§ WRITTEN REQUEST A:
Retype the records from the first line through the line that contains "17track-logo[interactable]: 17TRACK ALL-IN-ONE", keeping every character the same.

══════════════════════════════

FARMERS may no longer be able to get legitimate protection against imports because of the findings of a federal report on the pork industry, a trade analyst says.
Head of ITS Global, Alan Oxley, says the Productivity Commission, which prepared the report, has refused to accept that World Trade Organisation rules should be applied, even if an industry was being hit hard by imports.
``This principle which the commission has set down has significant implications,'' he said.
``It effectively rules out use of the WTO Safeguards Agreement in future for Australian agriculture, or any other industry,'' Mr Oxley said.
Under WTO rules, temporary tariffs can be used to help restructure industries being undermined by an unexpected and prolonged surge in imports.
In a review of the PC report prepared for Australian Pork Limited, ITS Global said it contained ``weak'' and ``uninformed'' analysis and had not worked within its terms of reference.
The PC report, released last December, concluded that high feed prices, not rising imports, were the main cause of the industry's problems.

══════════════════════════════

§ WRITTEN REQUEST B:
Based on the pork industry article, is each statement true? Answer yes or no, and quote the words from the article that settle it. (i) The Productivity Commission report came out last December. (ii) The commission found that rising imports were the main cause of the industry's problems. (iii) ITS Global prepared its review of the report for Australian Pork Limited.

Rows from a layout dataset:
══════════════════════════════

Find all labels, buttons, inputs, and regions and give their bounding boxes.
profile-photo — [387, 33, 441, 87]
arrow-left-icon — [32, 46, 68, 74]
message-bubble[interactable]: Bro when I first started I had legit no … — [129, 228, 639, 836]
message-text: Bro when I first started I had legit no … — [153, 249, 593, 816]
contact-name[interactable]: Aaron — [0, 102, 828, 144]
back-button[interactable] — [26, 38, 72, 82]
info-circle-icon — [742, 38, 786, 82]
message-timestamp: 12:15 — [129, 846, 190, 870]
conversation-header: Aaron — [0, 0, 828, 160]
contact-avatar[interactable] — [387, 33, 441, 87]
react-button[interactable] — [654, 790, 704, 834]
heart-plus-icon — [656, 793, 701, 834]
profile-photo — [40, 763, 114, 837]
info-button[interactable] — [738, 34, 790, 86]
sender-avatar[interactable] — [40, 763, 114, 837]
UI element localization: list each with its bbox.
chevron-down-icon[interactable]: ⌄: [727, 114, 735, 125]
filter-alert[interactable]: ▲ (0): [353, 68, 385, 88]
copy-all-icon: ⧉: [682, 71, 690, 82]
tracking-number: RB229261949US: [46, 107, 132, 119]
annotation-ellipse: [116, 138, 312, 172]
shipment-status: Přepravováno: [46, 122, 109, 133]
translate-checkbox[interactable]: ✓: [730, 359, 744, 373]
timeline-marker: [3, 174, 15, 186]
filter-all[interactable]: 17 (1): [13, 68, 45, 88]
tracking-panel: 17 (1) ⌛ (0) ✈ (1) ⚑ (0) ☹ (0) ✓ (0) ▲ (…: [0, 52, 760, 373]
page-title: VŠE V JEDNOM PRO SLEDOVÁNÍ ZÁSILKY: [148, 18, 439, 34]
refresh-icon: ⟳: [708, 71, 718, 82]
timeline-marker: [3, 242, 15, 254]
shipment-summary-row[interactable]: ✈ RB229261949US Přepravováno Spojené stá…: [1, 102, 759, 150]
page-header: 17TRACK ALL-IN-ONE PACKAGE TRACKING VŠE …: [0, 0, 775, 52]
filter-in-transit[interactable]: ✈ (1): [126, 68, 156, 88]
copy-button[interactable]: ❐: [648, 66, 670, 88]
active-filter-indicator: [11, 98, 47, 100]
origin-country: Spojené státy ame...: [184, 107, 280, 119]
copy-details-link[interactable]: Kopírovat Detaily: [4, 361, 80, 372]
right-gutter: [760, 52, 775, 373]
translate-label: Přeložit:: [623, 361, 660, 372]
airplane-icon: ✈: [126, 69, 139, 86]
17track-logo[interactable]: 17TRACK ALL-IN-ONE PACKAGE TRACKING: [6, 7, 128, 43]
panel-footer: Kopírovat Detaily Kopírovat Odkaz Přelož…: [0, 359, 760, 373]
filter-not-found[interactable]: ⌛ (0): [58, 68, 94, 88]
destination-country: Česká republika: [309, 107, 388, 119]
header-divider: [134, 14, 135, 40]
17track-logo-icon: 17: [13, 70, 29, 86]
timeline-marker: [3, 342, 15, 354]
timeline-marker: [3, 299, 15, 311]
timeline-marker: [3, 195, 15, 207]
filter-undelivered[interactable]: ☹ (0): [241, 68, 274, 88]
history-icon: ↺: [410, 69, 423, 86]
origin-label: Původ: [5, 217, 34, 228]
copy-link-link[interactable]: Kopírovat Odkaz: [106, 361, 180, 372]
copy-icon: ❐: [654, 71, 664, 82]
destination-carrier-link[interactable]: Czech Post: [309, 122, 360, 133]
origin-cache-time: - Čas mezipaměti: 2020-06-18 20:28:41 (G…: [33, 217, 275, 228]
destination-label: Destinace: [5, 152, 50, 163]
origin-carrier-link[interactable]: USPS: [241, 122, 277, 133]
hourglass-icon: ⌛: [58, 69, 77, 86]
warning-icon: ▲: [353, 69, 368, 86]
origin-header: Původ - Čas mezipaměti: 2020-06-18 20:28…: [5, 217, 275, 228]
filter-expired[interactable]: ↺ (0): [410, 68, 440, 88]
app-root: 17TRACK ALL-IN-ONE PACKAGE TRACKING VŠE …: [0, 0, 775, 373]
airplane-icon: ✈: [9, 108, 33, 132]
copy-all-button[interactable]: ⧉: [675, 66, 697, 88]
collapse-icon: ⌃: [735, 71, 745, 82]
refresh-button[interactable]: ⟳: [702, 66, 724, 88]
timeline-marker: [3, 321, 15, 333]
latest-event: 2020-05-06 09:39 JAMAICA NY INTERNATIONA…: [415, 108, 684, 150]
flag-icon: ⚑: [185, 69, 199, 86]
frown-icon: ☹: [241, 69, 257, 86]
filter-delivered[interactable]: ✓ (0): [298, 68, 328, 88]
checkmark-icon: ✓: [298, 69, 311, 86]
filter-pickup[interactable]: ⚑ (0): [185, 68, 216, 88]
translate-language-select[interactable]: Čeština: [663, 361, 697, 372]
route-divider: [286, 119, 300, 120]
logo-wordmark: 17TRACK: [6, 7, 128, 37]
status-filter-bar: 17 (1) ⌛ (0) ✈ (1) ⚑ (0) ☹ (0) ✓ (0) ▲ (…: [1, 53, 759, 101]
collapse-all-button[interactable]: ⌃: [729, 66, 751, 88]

══════════════════════════════

§ FINAL RESULT A:
Find all labels, buttons, inputs, and regions and give their bounding boxes.
profile-photo — [387, 33, 441, 87]
arrow-left-icon — [32, 46, 68, 74]
message-bubble[interactable]: Bro when I first started I had legit no … — [129, 228, 639, 836]
message-text: Bro when I first started I had legit no … — [153, 249, 593, 816]
contact-name[interactable]: Aaron — [0, 102, 828, 144]
back-button[interactable] — [26, 38, 72, 82]
info-circle-icon — [742, 38, 786, 82]
message-timestamp: 12:15 — [129, 846, 190, 870]
conversation-header: Aaron — [0, 0, 828, 160]
contact-avatar[interactable] — [387, 33, 441, 87]
react-button[interactable] — [654, 790, 704, 834]
heart-plus-icon — [656, 793, 701, 834]
profile-photo — [40, 763, 114, 837]
info-button[interactable] — [738, 34, 790, 86]
sender-avatar[interactable] — [40, 763, 114, 837]
UI element localization: list each with its bbox.
chevron-down-icon[interactable]: ⌄: [727, 114, 735, 125]
filter-alert[interactable]: ▲ (0): [353, 68, 385, 88]
copy-all-icon: ⧉: [682, 71, 690, 82]
tracking-number: RB229261949US: [46, 107, 132, 119]
annotation-ellipse: [116, 138, 312, 172]
shipment-status: Přepravováno: [46, 122, 109, 133]
translate-checkbox[interactable]: ✓: [730, 359, 744, 373]
timeline-marker: [3, 174, 15, 186]
filter-all[interactable]: 17 (1): [13, 68, 45, 88]
tracking-panel: 17 (1) ⌛ (0) ✈ (1) ⚑ (0) ☹ (0) ✓ (0) ▲ (…: [0, 52, 760, 373]
page-title: VŠE V JEDNOM PRO SLEDOVÁNÍ ZÁSILKY: [148, 18, 439, 34]
refresh-icon: ⟳: [708, 71, 718, 82]
timeline-marker: [3, 242, 15, 254]
shipment-summary-row[interactable]: ✈ RB229261949US Přepravováno Spojené stá…: [1, 102, 759, 150]
page-header: 17TRACK ALL-IN-ONE PACKAGE TRACKING VŠE …: [0, 0, 775, 52]
filter-in-transit[interactable]: ✈ (1): [126, 68, 156, 88]
copy-button[interactable]: ❐: [648, 66, 670, 88]
active-filter-indicator: [11, 98, 47, 100]
origin-country: Spojené státy ame...: [184, 107, 280, 119]
copy-details-link[interactable]: Kopírovat Detaily: [4, 361, 80, 372]
right-gutter: [760, 52, 775, 373]
translate-label: Přeložit:: [623, 361, 660, 372]
airplane-icon: ✈: [126, 69, 139, 86]
17track-logo[interactable]: 17TRACK ALL-IN-ONE PACKAGE TRACKING: [6, 7, 128, 43]

§ FINAL RESULT B:
(i) Yes: "The PC report, released last December"
(ii) No: "high feed prices, not rising imports, were the main cause of the industry's problems"
(iii) Yes: "In a review of the PC report prepared for Australian Pork Limited"